## [EXERCISE]
Each record below is to be copied word for word, with pictures removed.

## [RECORDS FOR THE EXERCISE]

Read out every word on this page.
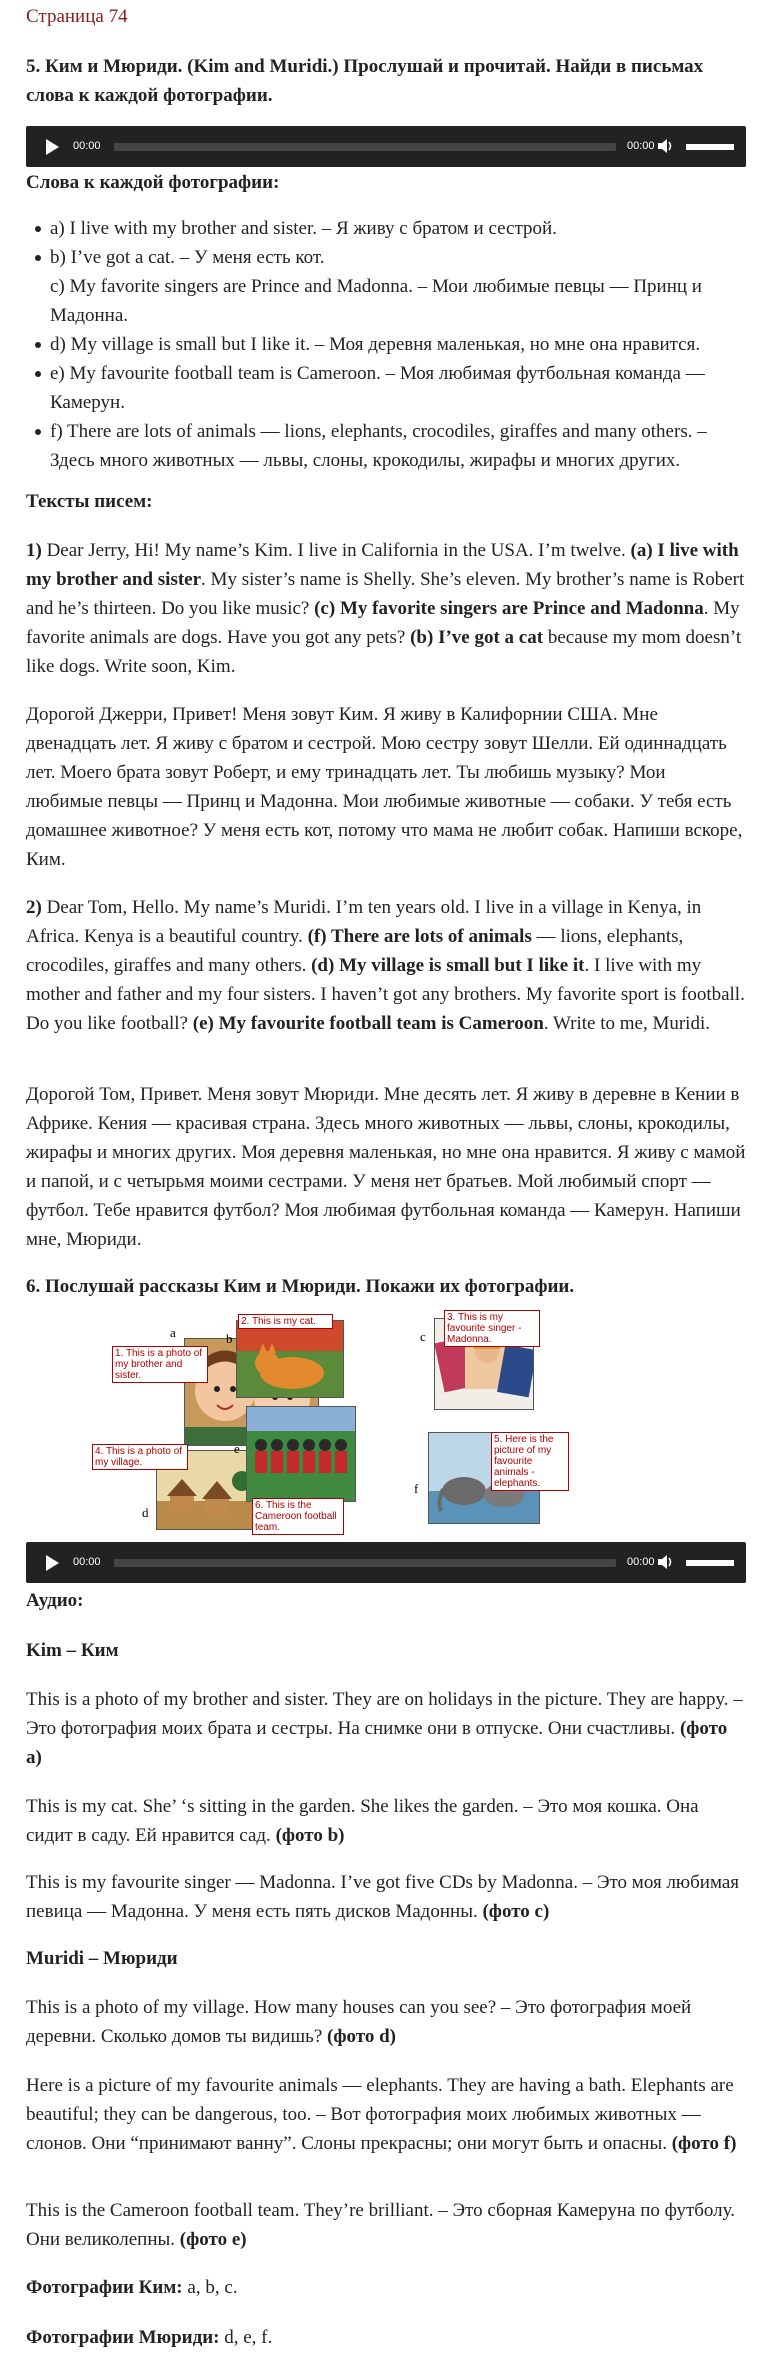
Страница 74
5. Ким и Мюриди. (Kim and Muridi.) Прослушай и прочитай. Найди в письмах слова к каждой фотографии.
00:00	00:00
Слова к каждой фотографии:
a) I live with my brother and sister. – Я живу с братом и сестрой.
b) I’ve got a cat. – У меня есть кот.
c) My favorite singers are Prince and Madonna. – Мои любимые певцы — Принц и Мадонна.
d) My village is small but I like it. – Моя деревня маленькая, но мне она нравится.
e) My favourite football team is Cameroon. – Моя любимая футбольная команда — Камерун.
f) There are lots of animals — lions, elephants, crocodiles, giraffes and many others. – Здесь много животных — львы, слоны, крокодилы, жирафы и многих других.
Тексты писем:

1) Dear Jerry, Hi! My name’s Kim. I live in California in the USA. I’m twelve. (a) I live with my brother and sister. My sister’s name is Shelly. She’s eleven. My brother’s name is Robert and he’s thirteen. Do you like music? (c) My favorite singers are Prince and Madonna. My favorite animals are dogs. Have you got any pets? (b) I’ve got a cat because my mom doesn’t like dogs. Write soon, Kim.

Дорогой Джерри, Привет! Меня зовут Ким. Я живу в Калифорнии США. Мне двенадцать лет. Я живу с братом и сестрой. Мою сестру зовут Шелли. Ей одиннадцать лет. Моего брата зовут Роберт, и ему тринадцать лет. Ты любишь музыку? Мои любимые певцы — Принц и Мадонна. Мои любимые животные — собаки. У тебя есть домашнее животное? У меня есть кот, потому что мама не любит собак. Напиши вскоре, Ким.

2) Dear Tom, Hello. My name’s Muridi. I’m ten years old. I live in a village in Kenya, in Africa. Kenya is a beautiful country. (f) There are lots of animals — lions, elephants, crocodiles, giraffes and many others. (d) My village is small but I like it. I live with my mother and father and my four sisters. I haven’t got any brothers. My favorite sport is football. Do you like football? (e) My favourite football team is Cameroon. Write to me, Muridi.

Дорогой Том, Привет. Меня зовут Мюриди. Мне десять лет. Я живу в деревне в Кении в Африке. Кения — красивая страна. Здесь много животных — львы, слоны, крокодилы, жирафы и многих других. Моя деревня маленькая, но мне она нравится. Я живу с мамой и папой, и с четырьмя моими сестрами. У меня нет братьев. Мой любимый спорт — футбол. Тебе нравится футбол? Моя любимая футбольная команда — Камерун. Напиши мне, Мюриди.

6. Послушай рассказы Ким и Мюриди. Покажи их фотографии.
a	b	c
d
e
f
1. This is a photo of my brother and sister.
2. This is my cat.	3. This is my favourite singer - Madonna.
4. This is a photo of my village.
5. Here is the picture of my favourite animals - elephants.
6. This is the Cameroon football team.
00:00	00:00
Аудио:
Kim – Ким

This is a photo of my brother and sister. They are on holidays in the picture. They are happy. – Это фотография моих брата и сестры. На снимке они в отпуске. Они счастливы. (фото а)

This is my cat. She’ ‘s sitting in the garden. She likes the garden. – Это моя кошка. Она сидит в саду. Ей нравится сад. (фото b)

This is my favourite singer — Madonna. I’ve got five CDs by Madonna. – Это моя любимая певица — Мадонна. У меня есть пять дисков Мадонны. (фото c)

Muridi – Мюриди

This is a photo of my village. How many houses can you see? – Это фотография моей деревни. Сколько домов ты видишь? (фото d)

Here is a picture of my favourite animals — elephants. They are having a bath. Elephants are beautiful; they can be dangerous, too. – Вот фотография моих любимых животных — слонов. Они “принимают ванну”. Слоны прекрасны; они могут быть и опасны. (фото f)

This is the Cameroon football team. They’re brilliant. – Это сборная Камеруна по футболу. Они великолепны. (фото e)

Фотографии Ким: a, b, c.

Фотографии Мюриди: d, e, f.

## [OUTPUT FOR THIS TASK]
Read out every word on this page.
Страница 74
5. Ким и Мюриди. (Kim and Muridi.) Прослушай и прочитай. Найди в письмах слова к каждой фотографии.
00:00	00:00
Слова к каждой фотографии:
a) I live with my brother and sister. – Я живу с братом и сестрой.
b) I’ve got a cat. – У меня есть кот.
c) My favorite singers are Prince and Madonna. – Мои любимые певцы — Принц и Мадонна.
d) My village is small but I like it. – Моя деревня маленькая, но мне она нравится.
e) My favourite football team is Cameroon. – Моя любимая футбольная команда — Камерун.
f) There are lots of animals — lions, elephants, crocodiles, giraffes and many others. – Здесь много животных — львы, слоны, крокодилы, жирафы и многих других.
Тексты писем:

1) Dear Jerry, Hi! My name’s Kim. I live in California in the USA. I’m twelve. (a) I live with my brother and sister. My sister’s name is Shelly. She’s eleven. My brother’s name is Robert and he’s thirteen. Do you like music? (c) My favorite singers are Prince and Madonna. My favorite animals are dogs. Have you got any pets? (b) I’ve got a cat because my mom doesn’t like dogs. Write soon, Kim.

Дорогой Джерри, Привет! Меня зовут Ким. Я живу в Калифорнии США. Мне двенадцать лет. Я живу с братом и сестрой. Мою сестру зовут Шелли. Ей одиннадцать лет. Моего брата зовут Роберт, и ему тринадцать лет. Ты любишь музыку? Мои любимые певцы — Принц и Мадонна. Мои любимые животные — собаки. У тебя есть домашнее животное? У меня есть кот, потому что мама не любит собак. Напиши вскоре, Ким.

2) Dear Tom, Hello. My name’s Muridi. I’m ten years old. I live in a village in Kenya, in Africa. Kenya is a beautiful country. (f) There are lots of animals — lions, elephants, crocodiles, giraffes and many others. (d) My village is small but I like it. I live with my mother and father and my four sisters. I haven’t got any brothers. My favorite sport is football. Do you like football? (e) My favourite football team is Cameroon. Write to me, Muridi.

Дорогой Том, Привет. Меня зовут Мюриди. Мне десять лет. Я живу в деревне в Кении в Африке. Кения — красивая страна. Здесь много животных — львы, слоны, крокодилы, жирафы и многих других. Моя деревня маленькая, но мне она нравится. Я живу с мамой и папой, и с четырьмя моими сестрами. У меня нет братьев. Мой любимый спорт — футбол. Тебе нравится футбол? Моя любимая футбольная команда — Камерун. Напиши мне, Мюриди.

6. Послушай рассказы Ким и Мюриди. Покажи их фотографии.
a	b	c
d
e
f
1. This is a photo of my brother and sister.
2. This is my cat.	3. This is my favourite singer - Madonna.
4. This is a photo of my village.
5. Here is the picture of my favourite animals - elephants.
6. This is the Cameroon football team.
00:00	00:00
Аудио:
Kim – Ким

This is a photo of my brother and sister. They are on holidays in the picture. They are happy. – Это фотография моих брата и сестры. На снимке они в отпуске. Они счастливы. (фото а)

This is my cat. She’ ‘s sitting in the garden. She likes the garden. – Это моя кошка. Она сидит в саду. Ей нравится сад. (фото b)

This is my favourite singer — Madonna. I’ve got five CDs by Madonna. – Это моя любимая певица — Мадонна. У меня есть пять дисков Мадонны. (фото c)

Muridi – Мюриди

This is a photo of my village. How many houses can you see? – Это фотография моей деревни. Сколько домов ты видишь? (фото d)

Here is a picture of my favourite animals — elephants. They are having a bath. Elephants are beautiful; they can be dangerous, too. – Вот фотография моих любимых животных — слонов. Они “принимают ванну”. Слоны прекрасны; они могут быть и опасны. (фото f)

This is the Cameroon football team. They’re brilliant. – Это сборная Камеруна по футболу. Они великолепны. (фото e)

Фотографии Ким: a, b, c.

Фотографии Мюриди: d, e, f.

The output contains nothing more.